→ **Set exercise**:
Search the material and gather each line with "fragmentación" in it.

::::

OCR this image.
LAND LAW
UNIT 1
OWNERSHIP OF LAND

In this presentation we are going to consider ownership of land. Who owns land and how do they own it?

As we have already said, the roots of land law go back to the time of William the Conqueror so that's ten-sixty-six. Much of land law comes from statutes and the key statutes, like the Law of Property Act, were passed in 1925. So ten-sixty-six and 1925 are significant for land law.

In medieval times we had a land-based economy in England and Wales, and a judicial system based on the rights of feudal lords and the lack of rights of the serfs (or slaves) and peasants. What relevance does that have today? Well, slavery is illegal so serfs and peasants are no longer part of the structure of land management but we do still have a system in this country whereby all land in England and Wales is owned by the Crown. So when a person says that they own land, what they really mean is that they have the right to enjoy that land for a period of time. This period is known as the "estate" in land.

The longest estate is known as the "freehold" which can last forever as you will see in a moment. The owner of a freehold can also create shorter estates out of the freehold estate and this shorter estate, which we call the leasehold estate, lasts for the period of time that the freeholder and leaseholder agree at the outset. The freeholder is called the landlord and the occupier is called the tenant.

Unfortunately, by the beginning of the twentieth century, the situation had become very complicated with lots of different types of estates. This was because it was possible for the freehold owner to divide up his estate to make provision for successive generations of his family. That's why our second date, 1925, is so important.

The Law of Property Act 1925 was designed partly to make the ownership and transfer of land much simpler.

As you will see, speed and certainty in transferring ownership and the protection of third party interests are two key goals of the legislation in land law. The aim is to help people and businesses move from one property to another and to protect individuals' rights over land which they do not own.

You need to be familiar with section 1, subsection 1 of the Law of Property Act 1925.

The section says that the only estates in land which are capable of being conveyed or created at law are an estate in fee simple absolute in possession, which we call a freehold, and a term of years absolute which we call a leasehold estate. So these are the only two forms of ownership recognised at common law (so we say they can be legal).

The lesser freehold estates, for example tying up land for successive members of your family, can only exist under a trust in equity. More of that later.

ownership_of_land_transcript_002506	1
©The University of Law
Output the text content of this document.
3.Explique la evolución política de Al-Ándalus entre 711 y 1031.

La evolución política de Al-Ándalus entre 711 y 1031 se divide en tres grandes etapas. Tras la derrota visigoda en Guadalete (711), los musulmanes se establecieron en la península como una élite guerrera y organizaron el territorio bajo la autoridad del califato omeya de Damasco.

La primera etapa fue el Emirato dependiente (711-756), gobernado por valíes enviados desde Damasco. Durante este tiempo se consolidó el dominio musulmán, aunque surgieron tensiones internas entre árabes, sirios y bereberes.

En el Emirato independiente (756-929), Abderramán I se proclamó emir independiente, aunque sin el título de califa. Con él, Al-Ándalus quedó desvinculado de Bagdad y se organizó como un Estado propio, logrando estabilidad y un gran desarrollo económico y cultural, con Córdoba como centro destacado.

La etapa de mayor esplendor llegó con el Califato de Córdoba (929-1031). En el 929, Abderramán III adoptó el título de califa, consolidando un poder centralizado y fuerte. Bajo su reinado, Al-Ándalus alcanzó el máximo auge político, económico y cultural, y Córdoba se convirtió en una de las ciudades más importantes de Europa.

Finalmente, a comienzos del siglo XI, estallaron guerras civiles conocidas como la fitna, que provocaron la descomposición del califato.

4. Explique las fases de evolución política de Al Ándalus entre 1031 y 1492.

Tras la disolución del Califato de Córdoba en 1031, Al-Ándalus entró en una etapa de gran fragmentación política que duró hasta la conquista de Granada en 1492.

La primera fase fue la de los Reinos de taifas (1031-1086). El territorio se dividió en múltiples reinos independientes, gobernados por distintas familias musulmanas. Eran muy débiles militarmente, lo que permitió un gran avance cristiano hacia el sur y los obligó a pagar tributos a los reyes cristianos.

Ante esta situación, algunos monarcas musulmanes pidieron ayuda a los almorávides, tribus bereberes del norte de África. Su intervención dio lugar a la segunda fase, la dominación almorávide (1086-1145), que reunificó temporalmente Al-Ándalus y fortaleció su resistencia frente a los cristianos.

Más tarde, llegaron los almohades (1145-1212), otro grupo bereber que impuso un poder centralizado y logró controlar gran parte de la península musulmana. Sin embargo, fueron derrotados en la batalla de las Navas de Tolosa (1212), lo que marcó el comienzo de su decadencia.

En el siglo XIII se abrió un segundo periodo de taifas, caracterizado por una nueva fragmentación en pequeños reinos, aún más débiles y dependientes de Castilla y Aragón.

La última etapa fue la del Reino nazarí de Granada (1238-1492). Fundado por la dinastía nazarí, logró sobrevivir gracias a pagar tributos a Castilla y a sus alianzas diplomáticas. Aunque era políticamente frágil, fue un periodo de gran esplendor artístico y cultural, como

::::

→ **Written answer**:
Tras la disolución del Califato de Córdoba en 1031, Al-Ándalus entró en una etapa de gran fragmentación política que duró hasta la conquista de Granada en 1492.
En el siglo XIII se abrió un segundo periodo de taifas, caracterizado por una nueva fragmentación en pequeños reinos, aún más débiles y dependientes de Castilla y Aragón.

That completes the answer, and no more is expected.